• [WHAT YOU HAVE TO DO] Copy everything in the data below exactly except the pictures.

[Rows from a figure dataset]
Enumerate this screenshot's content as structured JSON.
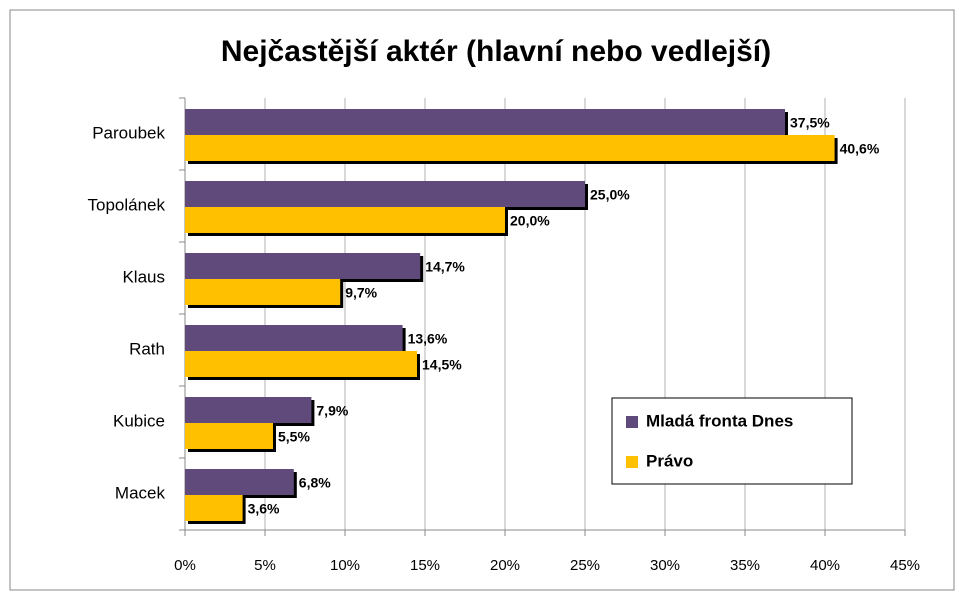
{
  "chart_data": {
    "type": "bar",
    "orientation": "horizontal",
    "title": "Nejčastější aktér (hlavní nebo vedlejší)",
    "categories": [
      "Paroubek",
      "Topolánek",
      "Klaus",
      "Rath",
      "Kubice",
      "Macek"
    ],
    "series": [
      {
        "name": "Mladá fronta Dnes",
        "color": "#604a7b",
        "values": [
          37.5,
          25.0,
          14.7,
          13.6,
          7.9,
          6.8
        ],
        "value_labels": [
          "37,5%",
          "25,0%",
          "14,7%",
          "13,6%",
          "7,9%",
          "6,8%"
        ]
      },
      {
        "name": "Právo",
        "color": "#ffc000",
        "values": [
          40.6,
          20.0,
          9.7,
          14.5,
          5.5,
          3.6
        ],
        "value_labels": [
          "40,6%",
          "20,0%",
          "9,7%",
          "14,5%",
          "5,5%",
          "3,6%"
        ]
      }
    ],
    "xlim": [
      0,
      45
    ],
    "xticks": [
      {
        "value": 0,
        "label": "0%"
      },
      {
        "value": 5,
        "label": "5%"
      },
      {
        "value": 10,
        "label": "10%"
      },
      {
        "value": 15,
        "label": "15%"
      },
      {
        "value": 20,
        "label": "20%"
      },
      {
        "value": 25,
        "label": "25%"
      },
      {
        "value": 30,
        "label": "30%"
      },
      {
        "value": 35,
        "label": "35%"
      },
      {
        "value": 40,
        "label": "40%"
      },
      {
        "value": 45,
        "label": "45%"
      }
    ],
    "grid": true,
    "legend": "lower right"
  }
}
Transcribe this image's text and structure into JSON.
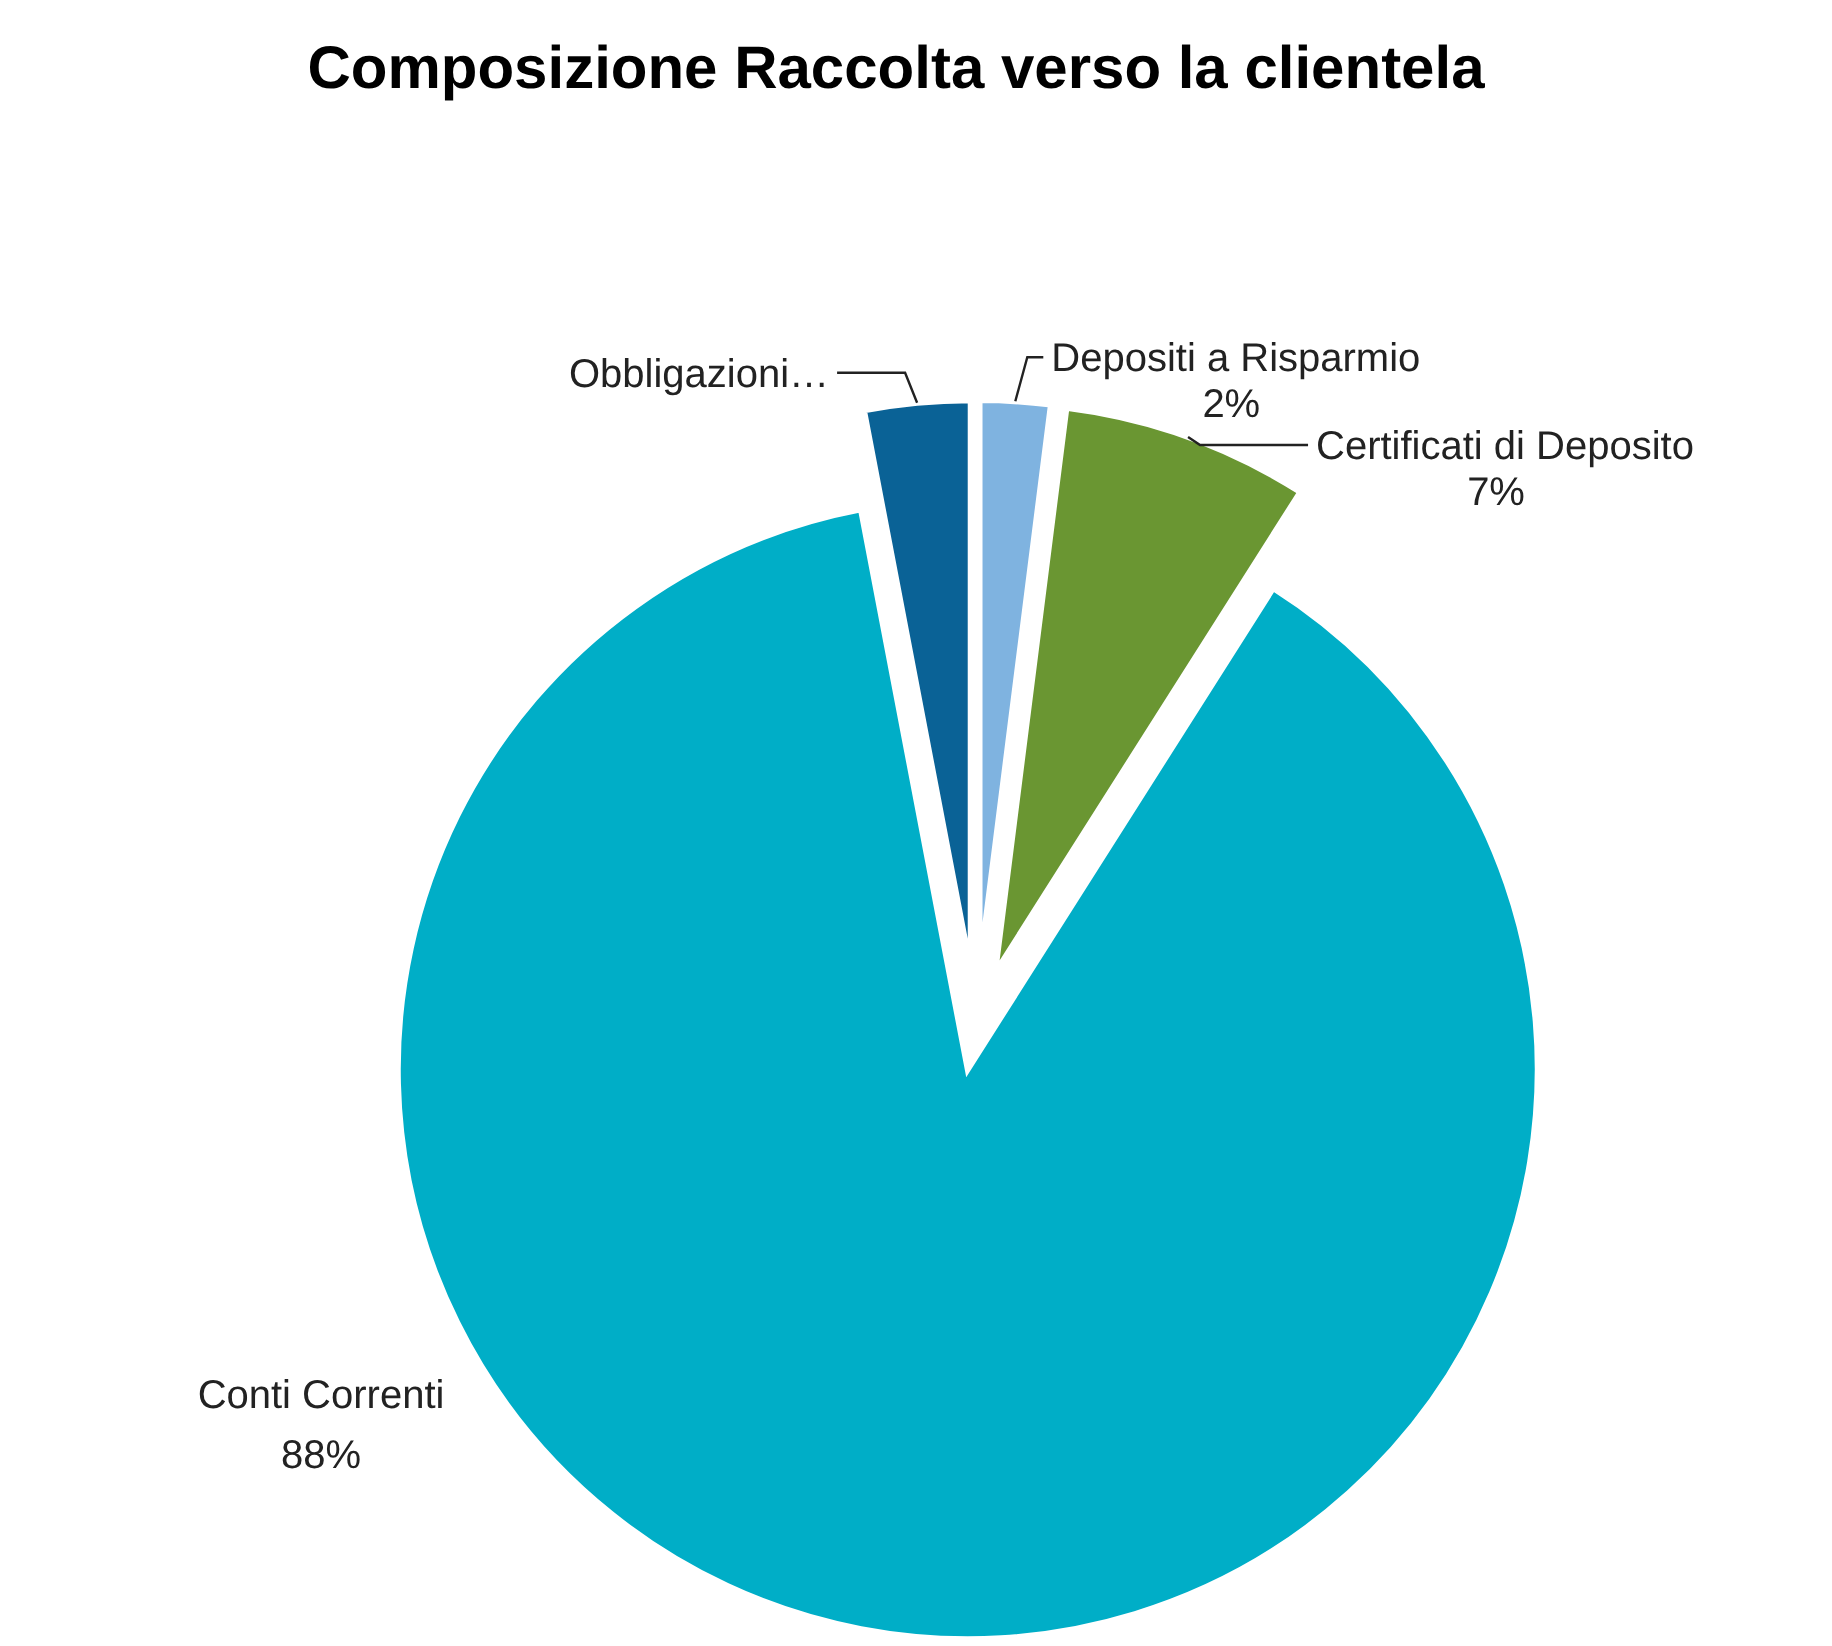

• [EXERCISE OUTPUT]
Enumerate this screenshot's content as structured JSON.
{
  "chart_data": {
    "type": "bar",
    "orientation": "horizontal",
    "title": "Nejčastější aktér (hlavní nebo vedlejší)",
    "categories": [
      "Paroubek",
      "Topolánek",
      "Klaus",
      "Rath",
      "Kubice",
      "Macek"
    ],
    "series": [
      {
        "name": "Mladá fronta Dnes",
        "color": "#604a7b",
        "values": [
          37.5,
          25.0,
          14.7,
          13.6,
          7.9,
          6.8
        ],
        "value_labels": [
          "37,5%",
          "25,0%",
          "14,7%",
          "13,6%",
          "7,9%",
          "6,8%"
        ]
      },
      {
        "name": "Právo",
        "color": "#ffc000",
        "values": [
          40.6,
          20.0,
          9.7,
          14.5,
          5.5,
          3.6
        ],
        "value_labels": [
          "40,6%",
          "20,0%",
          "9,7%",
          "14,5%",
          "5,5%",
          "3,6%"
        ]
      }
    ],
    "xlim": [
      0,
      45
    ],
    "xticks": [
      {
        "value": 0,
        "label": "0%"
      },
      {
        "value": 5,
        "label": "5%"
      },
      {
        "value": 10,
        "label": "10%"
      },
      {
        "value": 15,
        "label": "15%"
      },
      {
        "value": 20,
        "label": "20%"
      },
      {
        "value": 25,
        "label": "25%"
      },
      {
        "value": 30,
        "label": "30%"
      },
      {
        "value": 35,
        "label": "35%"
      },
      {
        "value": 40,
        "label": "40%"
      },
      {
        "value": 45,
        "label": "45%"
      }
    ],
    "grid": true,
    "legend": "lower right"
  }
}
Transcribe this image's text and structure into JSON.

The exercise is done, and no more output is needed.